### Written request
Report how many lines hold the word "членов"; answer with the number alone.

◆ ◆ ◆ ◆ ◆ ◆ ◆

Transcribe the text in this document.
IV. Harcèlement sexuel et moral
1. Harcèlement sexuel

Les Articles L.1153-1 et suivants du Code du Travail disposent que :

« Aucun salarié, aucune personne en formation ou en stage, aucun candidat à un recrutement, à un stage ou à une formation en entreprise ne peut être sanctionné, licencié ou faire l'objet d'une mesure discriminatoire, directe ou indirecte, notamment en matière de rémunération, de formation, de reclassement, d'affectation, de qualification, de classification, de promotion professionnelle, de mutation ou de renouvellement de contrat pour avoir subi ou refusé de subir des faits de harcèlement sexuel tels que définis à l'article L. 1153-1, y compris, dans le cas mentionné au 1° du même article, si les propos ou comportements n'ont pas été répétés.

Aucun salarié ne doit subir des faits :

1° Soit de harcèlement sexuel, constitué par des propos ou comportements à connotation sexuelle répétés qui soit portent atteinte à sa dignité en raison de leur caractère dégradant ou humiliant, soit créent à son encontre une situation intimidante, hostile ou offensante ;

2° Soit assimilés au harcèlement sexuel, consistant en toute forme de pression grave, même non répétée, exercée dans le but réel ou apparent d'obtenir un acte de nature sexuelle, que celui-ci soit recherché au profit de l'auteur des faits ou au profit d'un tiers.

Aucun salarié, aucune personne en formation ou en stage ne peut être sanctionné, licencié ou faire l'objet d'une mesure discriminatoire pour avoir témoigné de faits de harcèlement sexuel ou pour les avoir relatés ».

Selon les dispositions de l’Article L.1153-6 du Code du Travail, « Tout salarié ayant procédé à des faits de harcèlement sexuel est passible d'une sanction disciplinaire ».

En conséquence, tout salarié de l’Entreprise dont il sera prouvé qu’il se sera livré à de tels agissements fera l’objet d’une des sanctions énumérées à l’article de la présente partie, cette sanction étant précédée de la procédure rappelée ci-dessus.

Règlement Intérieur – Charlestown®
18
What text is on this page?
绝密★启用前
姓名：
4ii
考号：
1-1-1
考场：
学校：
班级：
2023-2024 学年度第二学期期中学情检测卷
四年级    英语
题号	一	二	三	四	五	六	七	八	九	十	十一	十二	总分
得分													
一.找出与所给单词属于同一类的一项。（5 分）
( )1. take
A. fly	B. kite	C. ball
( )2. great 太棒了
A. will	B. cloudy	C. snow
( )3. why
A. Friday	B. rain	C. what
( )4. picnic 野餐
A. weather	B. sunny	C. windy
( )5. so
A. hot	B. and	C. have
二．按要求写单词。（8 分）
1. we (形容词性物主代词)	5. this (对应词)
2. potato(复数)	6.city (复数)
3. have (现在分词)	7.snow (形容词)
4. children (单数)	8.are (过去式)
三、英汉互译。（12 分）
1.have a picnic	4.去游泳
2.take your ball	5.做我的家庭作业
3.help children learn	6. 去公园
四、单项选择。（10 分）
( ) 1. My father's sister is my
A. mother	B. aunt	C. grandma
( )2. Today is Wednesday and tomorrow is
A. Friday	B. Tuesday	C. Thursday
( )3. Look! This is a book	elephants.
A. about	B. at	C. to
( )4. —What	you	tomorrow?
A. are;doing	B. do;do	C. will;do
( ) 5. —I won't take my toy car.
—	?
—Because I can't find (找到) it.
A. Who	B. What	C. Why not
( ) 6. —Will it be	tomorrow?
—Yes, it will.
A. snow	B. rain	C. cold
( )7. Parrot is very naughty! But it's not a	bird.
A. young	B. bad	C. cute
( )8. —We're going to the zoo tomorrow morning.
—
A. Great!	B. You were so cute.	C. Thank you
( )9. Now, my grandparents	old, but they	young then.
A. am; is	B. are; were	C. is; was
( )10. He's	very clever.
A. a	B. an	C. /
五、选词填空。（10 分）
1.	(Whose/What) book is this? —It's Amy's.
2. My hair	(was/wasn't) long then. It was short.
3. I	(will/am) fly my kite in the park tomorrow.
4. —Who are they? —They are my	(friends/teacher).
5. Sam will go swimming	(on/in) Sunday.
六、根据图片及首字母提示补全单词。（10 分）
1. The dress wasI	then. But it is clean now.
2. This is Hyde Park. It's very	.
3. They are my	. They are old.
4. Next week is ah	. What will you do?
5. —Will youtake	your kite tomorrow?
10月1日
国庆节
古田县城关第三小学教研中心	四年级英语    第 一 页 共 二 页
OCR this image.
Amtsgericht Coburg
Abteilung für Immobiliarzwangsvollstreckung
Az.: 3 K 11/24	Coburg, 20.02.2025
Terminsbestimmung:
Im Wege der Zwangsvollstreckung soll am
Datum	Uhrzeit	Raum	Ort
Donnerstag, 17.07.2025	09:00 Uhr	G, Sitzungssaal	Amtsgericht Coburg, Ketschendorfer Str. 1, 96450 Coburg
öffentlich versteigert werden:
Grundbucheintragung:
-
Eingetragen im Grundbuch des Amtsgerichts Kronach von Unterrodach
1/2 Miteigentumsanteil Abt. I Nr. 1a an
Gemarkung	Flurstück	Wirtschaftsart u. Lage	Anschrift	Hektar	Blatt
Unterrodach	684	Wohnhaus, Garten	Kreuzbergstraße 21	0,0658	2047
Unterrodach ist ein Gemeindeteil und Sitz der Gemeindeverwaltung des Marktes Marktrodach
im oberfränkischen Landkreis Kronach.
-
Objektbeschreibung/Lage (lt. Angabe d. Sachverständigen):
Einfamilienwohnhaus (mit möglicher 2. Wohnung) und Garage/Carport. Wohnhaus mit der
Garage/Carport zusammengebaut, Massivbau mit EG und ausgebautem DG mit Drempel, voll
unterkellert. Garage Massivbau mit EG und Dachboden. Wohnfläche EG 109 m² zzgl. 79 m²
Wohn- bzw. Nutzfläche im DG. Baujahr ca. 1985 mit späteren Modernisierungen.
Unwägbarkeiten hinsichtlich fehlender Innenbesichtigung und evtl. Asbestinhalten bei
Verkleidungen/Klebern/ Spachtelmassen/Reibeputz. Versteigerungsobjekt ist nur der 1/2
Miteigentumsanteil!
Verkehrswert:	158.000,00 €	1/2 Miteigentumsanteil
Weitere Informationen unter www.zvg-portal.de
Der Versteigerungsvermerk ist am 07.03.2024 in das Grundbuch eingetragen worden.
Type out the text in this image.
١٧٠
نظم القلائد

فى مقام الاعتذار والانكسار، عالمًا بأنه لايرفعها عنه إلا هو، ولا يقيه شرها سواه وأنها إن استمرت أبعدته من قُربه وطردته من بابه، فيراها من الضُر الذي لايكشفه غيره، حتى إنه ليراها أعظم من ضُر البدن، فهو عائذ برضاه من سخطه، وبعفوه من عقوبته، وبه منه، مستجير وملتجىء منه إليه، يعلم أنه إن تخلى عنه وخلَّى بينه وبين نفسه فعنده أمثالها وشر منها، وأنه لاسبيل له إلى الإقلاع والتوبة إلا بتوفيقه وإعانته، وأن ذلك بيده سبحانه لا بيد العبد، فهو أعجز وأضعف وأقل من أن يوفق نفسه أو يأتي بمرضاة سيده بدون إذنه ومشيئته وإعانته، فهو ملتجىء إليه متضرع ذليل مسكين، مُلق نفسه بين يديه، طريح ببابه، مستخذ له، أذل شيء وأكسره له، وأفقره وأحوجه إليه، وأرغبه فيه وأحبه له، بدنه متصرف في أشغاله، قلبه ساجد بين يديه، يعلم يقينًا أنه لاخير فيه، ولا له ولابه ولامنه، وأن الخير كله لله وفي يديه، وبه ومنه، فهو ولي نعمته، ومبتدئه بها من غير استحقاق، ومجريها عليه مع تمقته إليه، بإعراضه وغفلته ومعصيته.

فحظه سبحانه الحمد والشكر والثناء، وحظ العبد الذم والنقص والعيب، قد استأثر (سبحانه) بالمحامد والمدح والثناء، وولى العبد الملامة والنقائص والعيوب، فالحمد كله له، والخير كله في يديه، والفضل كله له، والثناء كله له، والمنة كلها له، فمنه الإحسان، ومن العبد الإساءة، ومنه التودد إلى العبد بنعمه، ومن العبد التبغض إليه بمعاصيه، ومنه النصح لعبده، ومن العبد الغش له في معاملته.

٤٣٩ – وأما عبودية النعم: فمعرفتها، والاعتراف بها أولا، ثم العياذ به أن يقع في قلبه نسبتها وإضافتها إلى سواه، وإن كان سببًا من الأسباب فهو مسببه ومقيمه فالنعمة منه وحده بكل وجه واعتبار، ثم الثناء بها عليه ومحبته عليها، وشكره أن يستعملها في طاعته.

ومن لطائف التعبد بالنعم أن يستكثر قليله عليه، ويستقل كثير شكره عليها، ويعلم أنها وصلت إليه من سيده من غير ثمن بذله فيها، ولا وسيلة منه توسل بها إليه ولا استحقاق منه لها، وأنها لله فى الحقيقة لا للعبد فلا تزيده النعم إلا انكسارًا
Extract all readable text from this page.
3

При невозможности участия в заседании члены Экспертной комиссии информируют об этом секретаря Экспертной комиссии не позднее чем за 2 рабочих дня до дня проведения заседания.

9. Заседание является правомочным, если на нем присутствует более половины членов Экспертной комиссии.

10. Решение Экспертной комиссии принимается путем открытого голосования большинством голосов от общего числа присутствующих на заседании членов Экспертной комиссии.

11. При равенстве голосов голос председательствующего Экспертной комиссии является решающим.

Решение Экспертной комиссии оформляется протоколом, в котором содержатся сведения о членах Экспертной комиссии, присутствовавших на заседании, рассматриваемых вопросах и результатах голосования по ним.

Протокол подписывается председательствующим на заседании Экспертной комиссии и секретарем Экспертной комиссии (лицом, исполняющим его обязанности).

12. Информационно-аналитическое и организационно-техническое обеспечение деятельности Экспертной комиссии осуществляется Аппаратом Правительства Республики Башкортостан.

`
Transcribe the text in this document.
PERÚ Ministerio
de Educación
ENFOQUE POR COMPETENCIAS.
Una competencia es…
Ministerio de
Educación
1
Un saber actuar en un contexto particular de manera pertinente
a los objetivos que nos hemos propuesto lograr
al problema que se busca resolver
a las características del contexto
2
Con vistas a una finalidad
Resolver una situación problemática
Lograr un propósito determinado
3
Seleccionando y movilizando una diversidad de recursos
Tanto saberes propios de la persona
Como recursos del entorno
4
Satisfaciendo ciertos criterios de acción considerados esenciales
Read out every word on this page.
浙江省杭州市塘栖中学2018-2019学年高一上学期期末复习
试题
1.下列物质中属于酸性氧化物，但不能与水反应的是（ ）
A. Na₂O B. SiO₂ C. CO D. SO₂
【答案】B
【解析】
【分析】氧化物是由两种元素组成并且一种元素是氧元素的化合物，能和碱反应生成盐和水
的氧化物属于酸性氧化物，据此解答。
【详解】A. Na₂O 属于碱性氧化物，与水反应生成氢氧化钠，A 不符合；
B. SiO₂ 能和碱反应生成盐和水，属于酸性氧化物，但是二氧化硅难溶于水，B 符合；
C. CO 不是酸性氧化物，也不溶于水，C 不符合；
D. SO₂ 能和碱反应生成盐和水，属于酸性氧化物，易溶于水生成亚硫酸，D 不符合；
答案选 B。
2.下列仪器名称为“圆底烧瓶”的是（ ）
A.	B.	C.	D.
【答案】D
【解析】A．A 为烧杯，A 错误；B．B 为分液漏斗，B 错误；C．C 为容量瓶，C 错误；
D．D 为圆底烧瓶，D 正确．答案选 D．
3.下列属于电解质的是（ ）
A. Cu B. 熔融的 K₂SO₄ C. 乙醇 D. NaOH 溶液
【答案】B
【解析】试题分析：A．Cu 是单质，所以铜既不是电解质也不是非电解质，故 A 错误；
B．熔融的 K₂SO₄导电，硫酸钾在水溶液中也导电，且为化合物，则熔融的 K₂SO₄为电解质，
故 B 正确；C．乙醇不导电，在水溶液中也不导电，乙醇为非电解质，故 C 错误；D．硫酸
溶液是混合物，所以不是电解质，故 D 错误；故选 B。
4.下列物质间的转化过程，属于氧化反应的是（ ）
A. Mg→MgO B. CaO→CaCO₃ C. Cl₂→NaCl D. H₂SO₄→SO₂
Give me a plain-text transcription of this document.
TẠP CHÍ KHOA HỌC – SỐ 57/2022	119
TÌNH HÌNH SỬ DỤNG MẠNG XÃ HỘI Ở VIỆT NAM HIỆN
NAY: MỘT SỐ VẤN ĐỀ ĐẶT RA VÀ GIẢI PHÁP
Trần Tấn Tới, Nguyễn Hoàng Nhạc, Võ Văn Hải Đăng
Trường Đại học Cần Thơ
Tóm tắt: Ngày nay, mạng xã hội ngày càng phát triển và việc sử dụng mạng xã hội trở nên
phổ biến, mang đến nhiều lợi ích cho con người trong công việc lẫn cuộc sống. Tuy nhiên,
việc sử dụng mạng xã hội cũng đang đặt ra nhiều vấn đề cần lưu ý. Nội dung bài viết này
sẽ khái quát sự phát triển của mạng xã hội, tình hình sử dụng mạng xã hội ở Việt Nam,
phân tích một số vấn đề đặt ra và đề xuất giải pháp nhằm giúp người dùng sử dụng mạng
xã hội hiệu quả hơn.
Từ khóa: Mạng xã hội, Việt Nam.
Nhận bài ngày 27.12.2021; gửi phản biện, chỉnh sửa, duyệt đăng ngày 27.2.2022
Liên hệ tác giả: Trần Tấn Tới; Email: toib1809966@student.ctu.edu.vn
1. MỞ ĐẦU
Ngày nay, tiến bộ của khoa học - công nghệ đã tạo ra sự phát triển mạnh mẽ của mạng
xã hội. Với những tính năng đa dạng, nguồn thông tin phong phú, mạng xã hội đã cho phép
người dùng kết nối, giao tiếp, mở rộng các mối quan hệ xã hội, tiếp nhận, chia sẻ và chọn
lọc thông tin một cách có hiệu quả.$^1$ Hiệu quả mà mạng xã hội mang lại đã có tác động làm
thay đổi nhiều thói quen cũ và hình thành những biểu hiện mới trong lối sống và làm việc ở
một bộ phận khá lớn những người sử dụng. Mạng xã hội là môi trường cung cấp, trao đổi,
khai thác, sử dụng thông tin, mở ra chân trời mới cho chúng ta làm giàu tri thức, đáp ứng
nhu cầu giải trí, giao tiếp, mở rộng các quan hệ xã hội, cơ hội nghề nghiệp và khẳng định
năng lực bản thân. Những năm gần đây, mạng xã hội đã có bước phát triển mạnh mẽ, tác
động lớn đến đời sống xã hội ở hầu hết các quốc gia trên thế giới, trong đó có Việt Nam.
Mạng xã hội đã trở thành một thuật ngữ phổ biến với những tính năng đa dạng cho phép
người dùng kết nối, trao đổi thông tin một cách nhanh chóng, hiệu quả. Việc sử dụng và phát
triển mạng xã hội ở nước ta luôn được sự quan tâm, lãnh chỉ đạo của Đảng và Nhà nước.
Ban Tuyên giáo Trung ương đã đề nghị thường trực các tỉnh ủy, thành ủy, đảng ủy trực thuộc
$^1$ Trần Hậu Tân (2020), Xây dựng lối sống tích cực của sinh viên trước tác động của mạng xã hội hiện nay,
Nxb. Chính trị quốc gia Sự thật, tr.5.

◆ ◆ ◆ ◆ ◆ ◆ ◆

### Finished task
2